Exercise objective: Check every line of the entries below for the word "Andalucía", and copy the ones that have it.

Dataset records:
__________________________________________________

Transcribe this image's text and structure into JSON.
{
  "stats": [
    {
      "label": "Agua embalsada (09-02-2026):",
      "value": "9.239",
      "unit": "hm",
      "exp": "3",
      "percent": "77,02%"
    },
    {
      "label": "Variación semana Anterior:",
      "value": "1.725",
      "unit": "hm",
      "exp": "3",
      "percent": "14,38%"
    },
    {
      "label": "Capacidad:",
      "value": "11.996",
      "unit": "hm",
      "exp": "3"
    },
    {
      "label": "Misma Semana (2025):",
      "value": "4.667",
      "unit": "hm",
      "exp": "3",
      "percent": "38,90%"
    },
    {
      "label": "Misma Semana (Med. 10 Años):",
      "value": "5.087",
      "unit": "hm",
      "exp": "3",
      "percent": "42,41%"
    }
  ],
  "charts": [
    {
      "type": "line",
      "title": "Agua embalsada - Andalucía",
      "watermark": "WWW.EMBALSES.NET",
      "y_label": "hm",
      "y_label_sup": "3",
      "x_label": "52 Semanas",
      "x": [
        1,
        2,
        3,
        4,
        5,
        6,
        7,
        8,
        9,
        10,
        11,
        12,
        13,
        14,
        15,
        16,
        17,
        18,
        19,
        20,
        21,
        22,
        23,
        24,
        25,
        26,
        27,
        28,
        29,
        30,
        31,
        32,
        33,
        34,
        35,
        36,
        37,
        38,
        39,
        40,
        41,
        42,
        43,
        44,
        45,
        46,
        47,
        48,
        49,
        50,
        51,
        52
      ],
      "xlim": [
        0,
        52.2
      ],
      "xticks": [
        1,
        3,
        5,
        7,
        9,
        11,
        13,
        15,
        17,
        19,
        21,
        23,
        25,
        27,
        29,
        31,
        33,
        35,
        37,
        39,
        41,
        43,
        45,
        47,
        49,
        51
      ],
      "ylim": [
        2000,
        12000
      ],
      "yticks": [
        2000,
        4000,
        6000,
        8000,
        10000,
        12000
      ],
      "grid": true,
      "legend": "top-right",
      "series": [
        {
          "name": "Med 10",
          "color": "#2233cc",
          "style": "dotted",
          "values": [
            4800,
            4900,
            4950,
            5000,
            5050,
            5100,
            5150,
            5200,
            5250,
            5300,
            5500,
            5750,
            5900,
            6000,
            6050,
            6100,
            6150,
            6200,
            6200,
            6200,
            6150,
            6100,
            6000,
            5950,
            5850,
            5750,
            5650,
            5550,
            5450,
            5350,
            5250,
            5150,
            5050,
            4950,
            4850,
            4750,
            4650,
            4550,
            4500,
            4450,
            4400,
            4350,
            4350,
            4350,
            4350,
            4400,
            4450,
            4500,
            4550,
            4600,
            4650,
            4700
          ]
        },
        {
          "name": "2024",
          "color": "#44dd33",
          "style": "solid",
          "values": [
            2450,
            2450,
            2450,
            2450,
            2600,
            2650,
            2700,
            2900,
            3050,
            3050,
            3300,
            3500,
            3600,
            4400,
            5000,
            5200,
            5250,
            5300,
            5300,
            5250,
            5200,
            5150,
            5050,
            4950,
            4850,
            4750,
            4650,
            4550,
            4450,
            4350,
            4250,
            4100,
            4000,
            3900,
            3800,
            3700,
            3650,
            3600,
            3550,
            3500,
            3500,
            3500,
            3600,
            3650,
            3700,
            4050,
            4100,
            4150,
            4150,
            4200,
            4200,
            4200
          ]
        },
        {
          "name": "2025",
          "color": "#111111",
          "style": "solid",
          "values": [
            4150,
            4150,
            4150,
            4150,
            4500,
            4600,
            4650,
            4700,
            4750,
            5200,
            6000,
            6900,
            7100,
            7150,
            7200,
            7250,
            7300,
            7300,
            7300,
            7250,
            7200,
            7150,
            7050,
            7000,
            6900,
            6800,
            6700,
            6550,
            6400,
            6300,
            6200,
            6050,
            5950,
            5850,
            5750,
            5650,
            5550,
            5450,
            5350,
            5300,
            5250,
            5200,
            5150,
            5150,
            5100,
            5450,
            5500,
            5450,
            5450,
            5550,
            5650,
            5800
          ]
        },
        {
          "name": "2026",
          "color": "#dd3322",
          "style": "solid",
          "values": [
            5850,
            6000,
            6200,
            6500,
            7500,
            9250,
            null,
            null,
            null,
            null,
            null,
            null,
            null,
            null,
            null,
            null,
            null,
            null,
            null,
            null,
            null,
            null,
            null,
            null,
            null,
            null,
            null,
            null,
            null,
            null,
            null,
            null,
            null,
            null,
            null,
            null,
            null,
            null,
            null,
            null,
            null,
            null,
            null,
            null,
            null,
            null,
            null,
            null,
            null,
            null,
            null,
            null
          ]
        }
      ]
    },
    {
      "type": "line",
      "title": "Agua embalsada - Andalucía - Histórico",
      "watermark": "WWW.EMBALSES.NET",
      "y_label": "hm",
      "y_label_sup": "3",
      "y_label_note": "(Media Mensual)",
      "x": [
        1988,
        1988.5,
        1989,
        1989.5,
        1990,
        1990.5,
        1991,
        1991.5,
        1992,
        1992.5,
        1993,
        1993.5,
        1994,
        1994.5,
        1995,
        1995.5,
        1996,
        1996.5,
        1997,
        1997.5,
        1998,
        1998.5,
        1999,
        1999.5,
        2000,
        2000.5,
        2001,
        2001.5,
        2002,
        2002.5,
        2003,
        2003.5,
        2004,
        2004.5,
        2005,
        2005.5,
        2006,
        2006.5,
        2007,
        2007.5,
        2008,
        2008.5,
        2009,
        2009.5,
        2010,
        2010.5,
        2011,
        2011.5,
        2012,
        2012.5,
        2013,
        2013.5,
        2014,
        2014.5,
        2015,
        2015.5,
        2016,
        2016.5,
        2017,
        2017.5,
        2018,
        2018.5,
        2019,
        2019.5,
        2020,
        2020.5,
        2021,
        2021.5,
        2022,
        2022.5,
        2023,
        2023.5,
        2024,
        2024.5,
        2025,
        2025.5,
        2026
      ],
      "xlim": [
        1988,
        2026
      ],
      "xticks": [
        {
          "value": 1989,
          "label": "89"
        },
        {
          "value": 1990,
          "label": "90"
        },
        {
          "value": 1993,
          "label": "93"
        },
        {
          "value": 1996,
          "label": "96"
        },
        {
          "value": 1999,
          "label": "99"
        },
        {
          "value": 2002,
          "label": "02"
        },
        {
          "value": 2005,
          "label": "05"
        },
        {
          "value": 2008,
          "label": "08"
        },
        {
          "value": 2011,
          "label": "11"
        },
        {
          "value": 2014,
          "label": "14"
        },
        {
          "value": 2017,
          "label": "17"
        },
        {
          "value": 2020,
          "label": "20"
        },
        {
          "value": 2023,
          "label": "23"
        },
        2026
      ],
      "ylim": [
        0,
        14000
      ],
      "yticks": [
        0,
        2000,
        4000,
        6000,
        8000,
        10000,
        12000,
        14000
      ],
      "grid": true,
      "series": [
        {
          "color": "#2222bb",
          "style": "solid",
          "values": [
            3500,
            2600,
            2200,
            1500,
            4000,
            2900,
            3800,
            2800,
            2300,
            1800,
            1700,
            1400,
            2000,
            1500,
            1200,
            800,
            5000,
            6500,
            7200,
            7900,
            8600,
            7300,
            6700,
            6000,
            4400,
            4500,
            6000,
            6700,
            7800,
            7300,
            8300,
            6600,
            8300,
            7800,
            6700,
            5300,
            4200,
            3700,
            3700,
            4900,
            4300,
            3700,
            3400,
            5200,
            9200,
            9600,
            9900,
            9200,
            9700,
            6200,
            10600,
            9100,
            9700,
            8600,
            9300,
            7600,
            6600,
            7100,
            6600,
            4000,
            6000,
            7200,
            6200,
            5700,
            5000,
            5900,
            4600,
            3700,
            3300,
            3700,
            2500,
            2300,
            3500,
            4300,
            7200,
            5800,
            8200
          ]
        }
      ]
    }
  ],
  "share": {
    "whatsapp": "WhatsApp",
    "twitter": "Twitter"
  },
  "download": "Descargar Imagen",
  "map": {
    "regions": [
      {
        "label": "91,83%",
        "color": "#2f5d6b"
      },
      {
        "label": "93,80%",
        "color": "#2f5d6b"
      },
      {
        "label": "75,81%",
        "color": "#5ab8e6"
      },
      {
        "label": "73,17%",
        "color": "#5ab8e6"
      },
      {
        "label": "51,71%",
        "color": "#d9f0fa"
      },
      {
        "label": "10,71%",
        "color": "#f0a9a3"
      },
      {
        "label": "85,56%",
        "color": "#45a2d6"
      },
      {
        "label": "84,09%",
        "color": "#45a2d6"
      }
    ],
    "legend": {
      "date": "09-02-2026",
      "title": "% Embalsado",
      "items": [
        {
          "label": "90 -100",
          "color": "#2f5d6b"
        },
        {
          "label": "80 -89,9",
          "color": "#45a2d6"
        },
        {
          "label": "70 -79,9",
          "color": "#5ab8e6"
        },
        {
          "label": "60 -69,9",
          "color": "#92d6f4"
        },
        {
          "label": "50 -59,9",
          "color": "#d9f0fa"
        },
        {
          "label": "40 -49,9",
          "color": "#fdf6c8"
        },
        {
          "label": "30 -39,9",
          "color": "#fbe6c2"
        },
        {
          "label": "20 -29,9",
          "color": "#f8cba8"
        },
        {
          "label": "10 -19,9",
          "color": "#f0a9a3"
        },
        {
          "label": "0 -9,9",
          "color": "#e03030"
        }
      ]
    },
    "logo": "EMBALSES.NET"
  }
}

__________________________________________________

Problem solution:
      "title": "Agua embalsada - Andalucía",
      "title": "Agua embalsada - Andalucía - Histórico",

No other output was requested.